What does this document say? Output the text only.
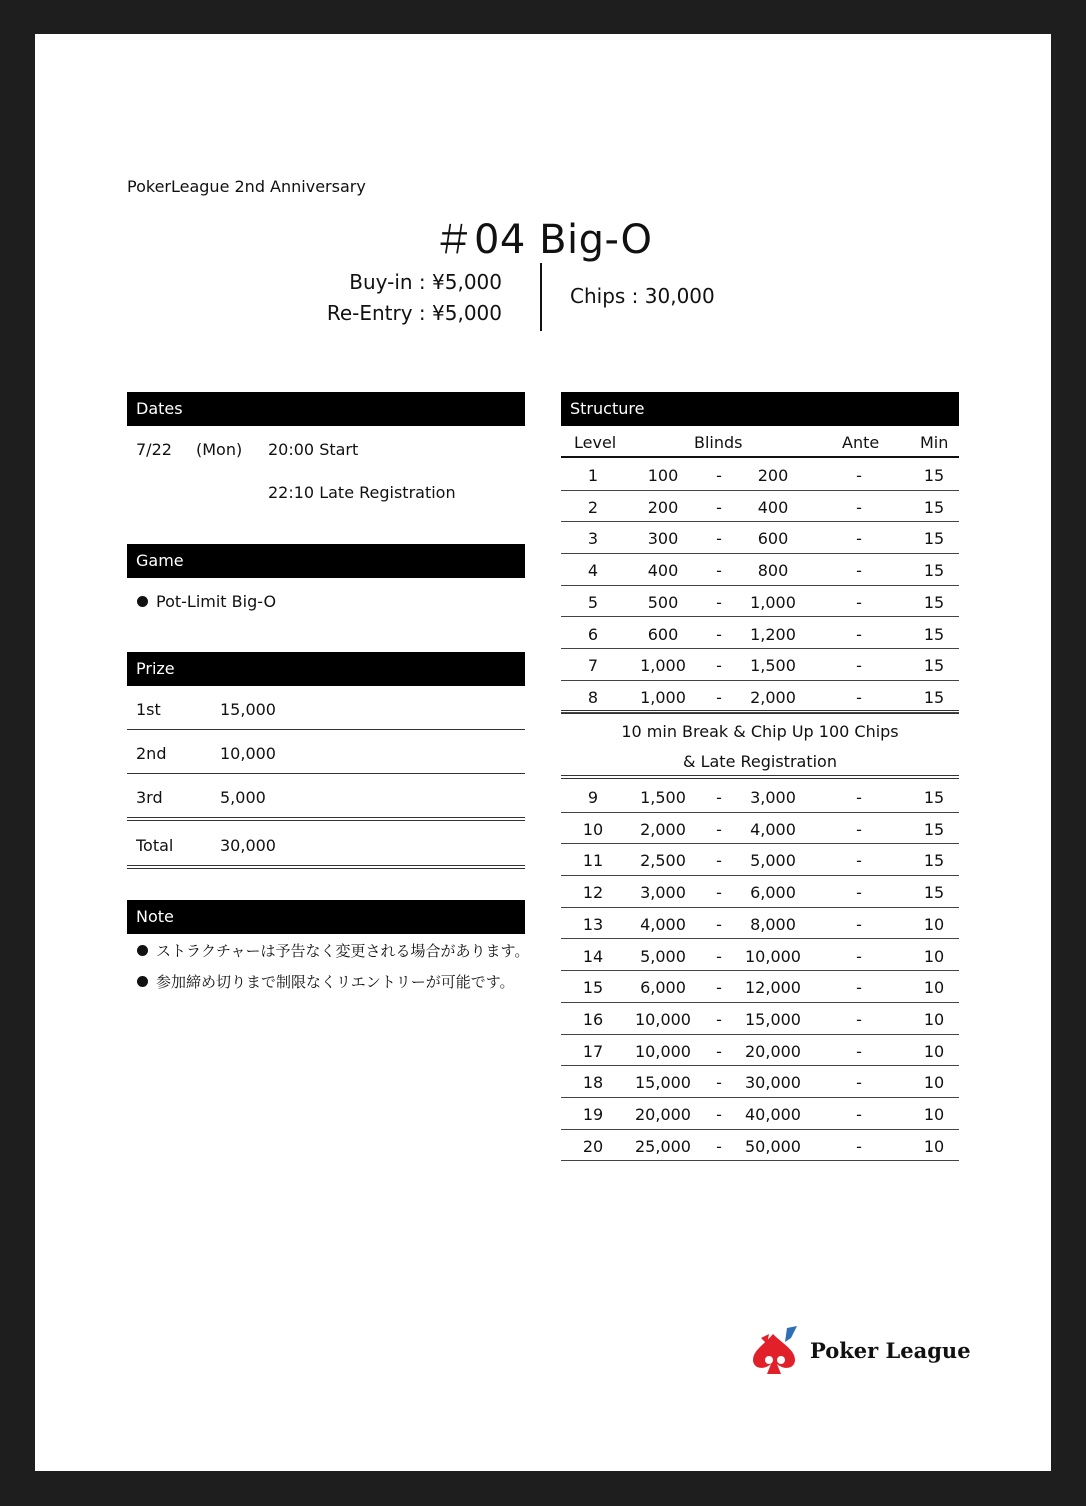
PokerLeague 2nd Anniversary
＃04 Big-O
Buy-in : ¥5,000
Re-Entry : ¥5,000
Chips : 30,000
Dates
7/22 (Mon) 20:00 Start
22:10 Late Registration
Game
Pot-Limit Big-O
Prize
1st	15,000
2nd	10,000
3rd	5,000
Total	30,000
Note
ストラクチャーは予告なく変更される場合があります。
参加締め切りまで制限なくリエントリーが可能です。
Structure
Level	Blinds	Ante	Min
10 min Break & Chip Up 100 Chips
& Late Registration
Poker League
1	100	-	200	-	15
2	200	-	400	-	15
3	300	-	600	-	15
4	400	-	800	-	15
5	500	-	1,000	-	15
6	600	-	1,200	-	15
7	1,000	-	1,500	-	15
8	1,000	-	2,000	-	15
9	1,500	-	3,000	-	15
10	2,000	-	4,000	-	15
11	2,500	-	5,000	-	15
12	3,000	-	6,000	-	15
13	4,000	-	8,000	-	10
14	5,000	-	10,000	-	10
15	6,000	-	12,000	-	10
16	10,000	-	15,000	-	10
17	10,000	-	20,000	-	10
18	15,000	-	30,000	-	10
19	20,000	-	40,000	-	10
20	25,000	-	50,000	-	10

◇ ◇ ◇ ◇ ◇ ◇ ◇

▶ **Exercise requirements**
Retype the whole listing, keeping every line identical and omitting all pictures.

▶ **Correct response**
What does this document say? Output the text only.
PokerLeague 2nd Anniversary
＃04 Big-O
Buy-in : ¥5,000
Re-Entry : ¥5,000
Chips : 30,000
Dates
7/22 (Mon) 20:00 Start
22:10 Late Registration
Game
Pot-Limit Big-O
Prize
1st	15,000
2nd	10,000
3rd	5,000
Total	30,000
Note
ストラクチャーは予告なく変更される場合があります。
参加締め切りまで制限なくリエントリーが可能です。
Structure
Level	Blinds	Ante	Min
10 min Break & Chip Up 100 Chips
& Late Registration
Poker League
1	100	-	200	-	15
2	200	-	400	-	15
3	300	-	600	-	15
4	400	-	800	-	15
5	500	-	1,000	-	15
6	600	-	1,200	-	15
7	1,000	-	1,500	-	15
8	1,000	-	2,000	-	15
9	1,500	-	3,000	-	15
10	2,000	-	4,000	-	15
11	2,500	-	5,000	-	15
12	3,000	-	6,000	-	15
13	4,000	-	8,000	-	10
14	5,000	-	10,000	-	10
15	6,000	-	12,000	-	10
16	10,000	-	15,000	-	10
17	10,000	-	20,000	-	10
18	15,000	-	30,000	-	10
19	20,000	-	40,000	-	10
20	25,000	-	50,000	-	10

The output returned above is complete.